## Brief:
Return every entry exactly as written.

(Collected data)
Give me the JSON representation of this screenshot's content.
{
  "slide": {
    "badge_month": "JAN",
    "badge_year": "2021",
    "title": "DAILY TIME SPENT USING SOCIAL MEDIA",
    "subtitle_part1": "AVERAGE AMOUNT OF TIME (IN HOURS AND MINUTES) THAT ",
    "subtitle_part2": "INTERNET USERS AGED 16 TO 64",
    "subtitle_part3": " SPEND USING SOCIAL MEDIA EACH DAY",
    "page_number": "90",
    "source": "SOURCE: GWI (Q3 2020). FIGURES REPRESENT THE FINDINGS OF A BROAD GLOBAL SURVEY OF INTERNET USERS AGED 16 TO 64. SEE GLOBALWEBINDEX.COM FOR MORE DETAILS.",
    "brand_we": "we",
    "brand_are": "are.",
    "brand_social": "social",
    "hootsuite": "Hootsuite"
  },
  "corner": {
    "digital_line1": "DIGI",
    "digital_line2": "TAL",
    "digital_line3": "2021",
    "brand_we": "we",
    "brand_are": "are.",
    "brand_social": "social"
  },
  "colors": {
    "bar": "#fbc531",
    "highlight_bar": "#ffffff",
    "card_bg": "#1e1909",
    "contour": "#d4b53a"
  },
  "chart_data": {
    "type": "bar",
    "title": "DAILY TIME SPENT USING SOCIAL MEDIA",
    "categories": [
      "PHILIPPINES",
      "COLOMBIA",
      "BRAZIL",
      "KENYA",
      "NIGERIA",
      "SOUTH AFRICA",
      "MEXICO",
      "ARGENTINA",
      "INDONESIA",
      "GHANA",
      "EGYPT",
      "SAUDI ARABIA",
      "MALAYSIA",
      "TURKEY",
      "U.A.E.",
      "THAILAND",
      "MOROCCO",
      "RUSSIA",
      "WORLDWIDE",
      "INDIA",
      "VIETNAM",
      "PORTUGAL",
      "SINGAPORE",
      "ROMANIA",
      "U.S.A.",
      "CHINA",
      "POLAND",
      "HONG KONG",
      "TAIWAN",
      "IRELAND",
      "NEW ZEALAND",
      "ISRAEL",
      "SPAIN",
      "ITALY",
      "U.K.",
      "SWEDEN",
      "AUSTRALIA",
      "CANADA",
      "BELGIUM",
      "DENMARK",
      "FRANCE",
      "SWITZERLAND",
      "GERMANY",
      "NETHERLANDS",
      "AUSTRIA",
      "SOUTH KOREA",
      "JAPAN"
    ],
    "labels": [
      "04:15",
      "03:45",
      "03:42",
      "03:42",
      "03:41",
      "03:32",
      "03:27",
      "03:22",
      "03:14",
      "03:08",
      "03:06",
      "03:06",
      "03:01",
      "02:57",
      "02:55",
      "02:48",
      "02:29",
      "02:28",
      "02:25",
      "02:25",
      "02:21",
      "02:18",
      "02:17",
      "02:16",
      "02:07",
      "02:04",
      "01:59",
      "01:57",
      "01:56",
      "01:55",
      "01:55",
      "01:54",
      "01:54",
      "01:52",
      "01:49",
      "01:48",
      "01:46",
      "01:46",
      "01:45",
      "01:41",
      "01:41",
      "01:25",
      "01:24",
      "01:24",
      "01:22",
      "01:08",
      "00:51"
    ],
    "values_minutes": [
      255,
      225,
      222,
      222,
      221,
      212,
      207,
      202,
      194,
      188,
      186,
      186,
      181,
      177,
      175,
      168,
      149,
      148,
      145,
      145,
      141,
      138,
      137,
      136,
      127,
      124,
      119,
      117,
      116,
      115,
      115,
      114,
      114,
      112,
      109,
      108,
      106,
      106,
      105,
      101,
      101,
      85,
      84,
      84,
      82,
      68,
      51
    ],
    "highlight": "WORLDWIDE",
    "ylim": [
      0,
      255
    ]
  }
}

## Final answer:
Give me the JSON representation of this screenshot's content.
{
  "slide": {
    "badge_month": "JAN",
    "badge_year": "2021",
    "title": "DAILY TIME SPENT USING SOCIAL MEDIA",
    "subtitle_part1": "AVERAGE AMOUNT OF TIME (IN HOURS AND MINUTES) THAT ",
    "subtitle_part2": "INTERNET USERS AGED 16 TO 64",
    "subtitle_part3": " SPEND USING SOCIAL MEDIA EACH DAY",
    "page_number": "90",
    "source": "SOURCE: GWI (Q3 2020). FIGURES REPRESENT THE FINDINGS OF A BROAD GLOBAL SURVEY OF INTERNET USERS AGED 16 TO 64. SEE GLOBALWEBINDEX.COM FOR MORE DETAILS.",
    "brand_we": "we",
    "brand_are": "are.",
    "brand_social": "social",
    "hootsuite": "Hootsuite"
  },
  "corner": {
    "digital_line1": "DIGI",
    "digital_line2": "TAL",
    "digital_line3": "2021",
    "brand_we": "we",
    "brand_are": "are.",
    "brand_social": "social"
  },
  "colors": {
    "bar": "#fbc531",
    "highlight_bar": "#ffffff",
    "card_bg": "#1e1909",
    "contour": "#d4b53a"
  },
  "chart_data": {
    "type": "bar",
    "title": "DAILY TIME SPENT USING SOCIAL MEDIA",
    "categories": [
      "PHILIPPINES",
      "COLOMBIA",
      "BRAZIL",
      "KENYA",
      "NIGERIA",
      "SOUTH AFRICA",
      "MEXICO",
      "ARGENTINA",
      "INDONESIA",
      "GHANA",
      "EGYPT",
      "SAUDI ARABIA",
      "MALAYSIA",
      "TURKEY",
      "U.A.E.",
      "THAILAND",
      "MOROCCO",
      "RUSSIA",
      "WORLDWIDE",
      "INDIA",
      "VIETNAM",
      "PORTUGAL",
      "SINGAPORE",
      "ROMANIA",
      "U.S.A.",
      "CHINA",
      "POLAND",
      "HONG KONG",
      "TAIWAN",
      "IRELAND",
      "NEW ZEALAND",
      "ISRAEL",
      "SPAIN",
      "ITALY",
      "U.K.",
      "SWEDEN",
      "AUSTRALIA",
      "CANADA",
      "BELGIUM",
      "DENMARK",
      "FRANCE",
      "SWITZERLAND",
      "GERMANY",
      "NETHERLANDS",
      "AUSTRIA",
      "SOUTH KOREA",
      "JAPAN"
    ],
    "labels": [
      "04:15",
      "03:45",
      "03:42",
      "03:42",
      "03:41",
      "03:32",
      "03:27",
      "03:22",
      "03:14",
      "03:08",
      "03:06",
      "03:06",
      "03:01",
      "02:57",
      "02:55",
      "02:48",
      "02:29",
      "02:28",
      "02:25",
      "02:25",
      "02:21",
      "02:18",
      "02:17",
      "02:16",
      "02:07",
      "02:04",
      "01:59",
      "01:57",
      "01:56",
      "01:55",
      "01:55",
      "01:54",
      "01:54",
      "01:52",
      "01:49",
      "01:48",
      "01:46",
      "01:46",
      "01:45",
      "01:41",
      "01:41",
      "01:25",
      "01:24",
      "01:24",
      "01:22",
      "01:08",
      "00:51"
    ],
    "values_minutes": [
      255,
      225,
      222,
      222,
      221,
      212,
      207,
      202,
      194,
      188,
      186,
      186,
      181,
      177,
      175,
      168,
      149,
      148,
      145,
      145,
      141,
      138,
      137,
      136,
      127,
      124,
      119,
      117,
      116,
      115,
      115,
      114,
      114,
      112,
      109,
      108,
      106,
      106,
      105,
      101,
      101,
      85,
      84,
      84,
      82,
      68,
      51
    ],
    "highlight": "WORLDWIDE",
    "ylim": [
      0,
      255
    ]
  }
}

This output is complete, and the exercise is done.